## DATA SHOWN
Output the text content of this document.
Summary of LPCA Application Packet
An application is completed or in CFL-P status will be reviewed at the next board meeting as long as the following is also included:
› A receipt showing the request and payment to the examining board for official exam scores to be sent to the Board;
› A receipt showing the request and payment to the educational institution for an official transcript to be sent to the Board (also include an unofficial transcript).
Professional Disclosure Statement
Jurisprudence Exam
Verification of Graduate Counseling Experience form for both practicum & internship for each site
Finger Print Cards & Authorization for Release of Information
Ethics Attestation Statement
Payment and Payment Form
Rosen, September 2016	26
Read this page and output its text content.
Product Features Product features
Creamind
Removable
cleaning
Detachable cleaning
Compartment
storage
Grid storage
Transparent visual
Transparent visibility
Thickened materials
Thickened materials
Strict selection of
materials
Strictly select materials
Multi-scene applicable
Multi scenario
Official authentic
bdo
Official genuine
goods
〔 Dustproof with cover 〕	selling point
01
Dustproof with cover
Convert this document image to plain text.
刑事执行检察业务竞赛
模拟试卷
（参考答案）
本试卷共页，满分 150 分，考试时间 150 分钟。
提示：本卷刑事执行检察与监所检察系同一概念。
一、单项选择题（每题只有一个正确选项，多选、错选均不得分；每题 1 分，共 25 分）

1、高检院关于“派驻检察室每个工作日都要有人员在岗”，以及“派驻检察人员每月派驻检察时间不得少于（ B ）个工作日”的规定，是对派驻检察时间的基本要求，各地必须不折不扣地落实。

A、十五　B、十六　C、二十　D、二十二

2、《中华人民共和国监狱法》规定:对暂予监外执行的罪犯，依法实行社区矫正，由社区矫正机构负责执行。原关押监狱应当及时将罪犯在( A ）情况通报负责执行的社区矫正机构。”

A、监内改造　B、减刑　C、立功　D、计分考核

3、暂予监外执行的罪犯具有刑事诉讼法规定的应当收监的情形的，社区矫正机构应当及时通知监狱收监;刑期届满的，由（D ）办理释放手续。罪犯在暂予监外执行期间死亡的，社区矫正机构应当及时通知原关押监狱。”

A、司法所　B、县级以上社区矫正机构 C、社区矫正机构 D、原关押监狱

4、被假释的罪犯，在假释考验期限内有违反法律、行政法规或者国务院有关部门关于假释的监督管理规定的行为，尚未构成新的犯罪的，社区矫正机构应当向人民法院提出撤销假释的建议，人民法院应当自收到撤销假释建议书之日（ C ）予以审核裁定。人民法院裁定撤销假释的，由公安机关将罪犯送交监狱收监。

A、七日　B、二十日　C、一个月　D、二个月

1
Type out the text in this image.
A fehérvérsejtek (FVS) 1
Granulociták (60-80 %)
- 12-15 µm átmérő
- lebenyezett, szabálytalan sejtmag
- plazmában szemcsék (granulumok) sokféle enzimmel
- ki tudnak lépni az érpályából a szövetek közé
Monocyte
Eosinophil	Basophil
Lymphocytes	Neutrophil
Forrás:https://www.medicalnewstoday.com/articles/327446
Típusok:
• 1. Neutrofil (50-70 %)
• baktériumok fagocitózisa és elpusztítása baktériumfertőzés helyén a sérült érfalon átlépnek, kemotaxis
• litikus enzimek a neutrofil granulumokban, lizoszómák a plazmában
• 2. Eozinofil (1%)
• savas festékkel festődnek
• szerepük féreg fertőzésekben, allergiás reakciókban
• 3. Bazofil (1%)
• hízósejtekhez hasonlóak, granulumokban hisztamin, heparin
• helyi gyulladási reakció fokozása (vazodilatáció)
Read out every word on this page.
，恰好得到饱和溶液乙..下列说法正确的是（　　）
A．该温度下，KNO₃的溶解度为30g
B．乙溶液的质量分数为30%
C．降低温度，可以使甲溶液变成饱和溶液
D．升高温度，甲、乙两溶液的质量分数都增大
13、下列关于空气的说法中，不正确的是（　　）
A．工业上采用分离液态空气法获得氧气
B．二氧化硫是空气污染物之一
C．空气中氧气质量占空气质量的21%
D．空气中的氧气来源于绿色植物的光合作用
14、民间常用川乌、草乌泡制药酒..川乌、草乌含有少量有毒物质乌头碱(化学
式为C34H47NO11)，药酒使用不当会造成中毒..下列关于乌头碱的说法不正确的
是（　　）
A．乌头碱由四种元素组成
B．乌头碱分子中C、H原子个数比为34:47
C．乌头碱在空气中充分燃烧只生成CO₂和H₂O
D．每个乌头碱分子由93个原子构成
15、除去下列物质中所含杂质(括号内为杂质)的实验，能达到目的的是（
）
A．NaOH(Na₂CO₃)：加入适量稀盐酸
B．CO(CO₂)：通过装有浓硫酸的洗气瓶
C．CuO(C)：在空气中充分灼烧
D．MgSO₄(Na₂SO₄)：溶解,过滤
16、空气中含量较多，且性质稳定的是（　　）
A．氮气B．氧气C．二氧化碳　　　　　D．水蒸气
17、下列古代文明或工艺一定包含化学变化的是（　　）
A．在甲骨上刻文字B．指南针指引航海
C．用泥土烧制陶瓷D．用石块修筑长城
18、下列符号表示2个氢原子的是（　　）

## OBJECTIVE
Print back all the lines verbatim.

## RESPONSE FOR THIS EXERCISE
Output the text content of this document.
Summary of LPCA Application Packet
An application is completed or in CFL-P status will be reviewed at the next board meeting as long as the following is also included:
› A receipt showing the request and payment to the examining board for official exam scores to be sent to the Board;
› A receipt showing the request and payment to the educational institution for an official transcript to be sent to the Board (also include an unofficial transcript).
Professional Disclosure Statement
Jurisprudence Exam
Verification of Graduate Counseling Experience form for both practicum & internship for each site
Finger Print Cards & Authorization for Release of Information
Ethics Attestation Statement
Payment and Payment Form
Rosen, September 2016	26
Read this page and output its text content.
Product Features Product features
Creamind
Removable
cleaning
Detachable cleaning
Compartment
storage
Grid storage
Transparent visual
Transparent visibility
Thickened materials
Thickened materials
Strict selection of
materials
Strictly select materials
Multi-scene applicable
Multi scenario
Official authentic
bdo
Official genuine
goods
〔 Dustproof with cover 〕	selling point
01
Dustproof with cover
Convert this document image to plain text.
刑事执行检察业务竞赛
模拟试卷
（参考答案）
本试卷共页，满分 150 分，考试时间 150 分钟。
提示：本卷刑事执行检察与监所检察系同一概念。
一、单项选择题（每题只有一个正确选项，多选、错选均不得分；每题 1 分，共 25 分）

1、高检院关于“派驻检察室每个工作日都要有人员在岗”，以及“派驻检察人员每月派驻检察时间不得少于（ B ）个工作日”的规定，是对派驻检察时间的基本要求，各地必须不折不扣地落实。

A、十五　B、十六　C、二十　D、二十二

2、《中华人民共和国监狱法》规定:对暂予监外执行的罪犯，依法实行社区矫正，由社区矫正机构负责执行。原关押监狱应当及时将罪犯在( A ）情况通报负责执行的社区矫正机构。”

A、监内改造　B、减刑　C、立功　D、计分考核

3、暂予监外执行的罪犯具有刑事诉讼法规定的应当收监的情形的，社区矫正机构应当及时通知监狱收监;刑期届满的，由（D ）办理释放手续。罪犯在暂予监外执行期间死亡的，社区矫正机构应当及时通知原关押监狱。”

A、司法所　B、县级以上社区矫正机构 C、社区矫正机构 D、原关押监狱

4、被假释的罪犯，在假释考验期限内有违反法律、行政法规或者国务院有关部门关于假释的监督管理规定的行为，尚未构成新的犯罪的，社区矫正机构应当向人民法院提出撤销假释的建议，人民法院应当自收到撤销假释建议书之日（ C ）予以审核裁定。人民法院裁定撤销假释的，由公安机关将罪犯送交监狱收监。

A、七日　B、二十日　C、一个月　D、二个月

1
Type out the text in this image.
A fehérvérsejtek (FVS) 1
Granulociták (60-80 %)
- 12-15 µm átmérő
- lebenyezett, szabálytalan sejtmag
- plazmában szemcsék (granulumok) sokféle enzimmel
- ki tudnak lépni az érpályából a szövetek közé
Monocyte
Eosinophil	Basophil
Lymphocytes	Neutrophil
Forrás:https://www.medicalnewstoday.com/articles/327446
Típusok:
• 1. Neutrofil (50-70 %)
• baktériumok fagocitózisa és elpusztítása baktériumfertőzés helyén a sérült érfalon átlépnek, kemotaxis
• litikus enzimek a neutrofil granulumokban, lizoszómák a plazmában
• 2. Eozinofil (1%)
• savas festékkel festődnek
• szerepük féreg fertőzésekben, allergiás reakciókban
• 3. Bazofil (1%)
• hízósejtekhez hasonlóak, granulumokban hisztamin, heparin
• helyi gyulladási reakció fokozása (vazodilatáció)
Read out every word on this page.
，恰好得到饱和溶液乙..下列说法正确的是（　　）
A．该温度下，KNO₃的溶解度为30g
B．乙溶液的质量分数为30%
C．降低温度，可以使甲溶液变成饱和溶液
D．升高温度，甲、乙两溶液的质量分数都增大
13、下列关于空气的说法中，不正确的是（　　）
A．工业上采用分离液态空气法获得氧气
B．二氧化硫是空气污染物之一
C．空气中氧气质量占空气质量的21%
D．空气中的氧气来源于绿色植物的光合作用
14、民间常用川乌、草乌泡制药酒..川乌、草乌含有少量有毒物质乌头碱(化学
式为C34H47NO11)，药酒使用不当会造成中毒..下列关于乌头碱的说法不正确的
是（　　）
A．乌头碱由四种元素组成
B．乌头碱分子中C、H原子个数比为34:47
C．乌头碱在空气中充分燃烧只生成CO₂和H₂O
D．每个乌头碱分子由93个原子构成
15、除去下列物质中所含杂质(括号内为杂质)的实验，能达到目的的是（
）
A．NaOH(Na₂CO₃)：加入适量稀盐酸
B．CO(CO₂)：通过装有浓硫酸的洗气瓶
C．CuO(C)：在空气中充分灼烧
D．MgSO₄(Na₂SO₄)：溶解,过滤
16、空气中含量较多，且性质稳定的是（　　）
A．氮气B．氧气C．二氧化碳　　　　　D．水蒸气
17、下列古代文明或工艺一定包含化学变化的是（　　）
A．在甲骨上刻文字B．指南针指引航海
C．用泥土烧制陶瓷D．用石块修筑长城
18、下列符号表示2个氢原子的是（　　）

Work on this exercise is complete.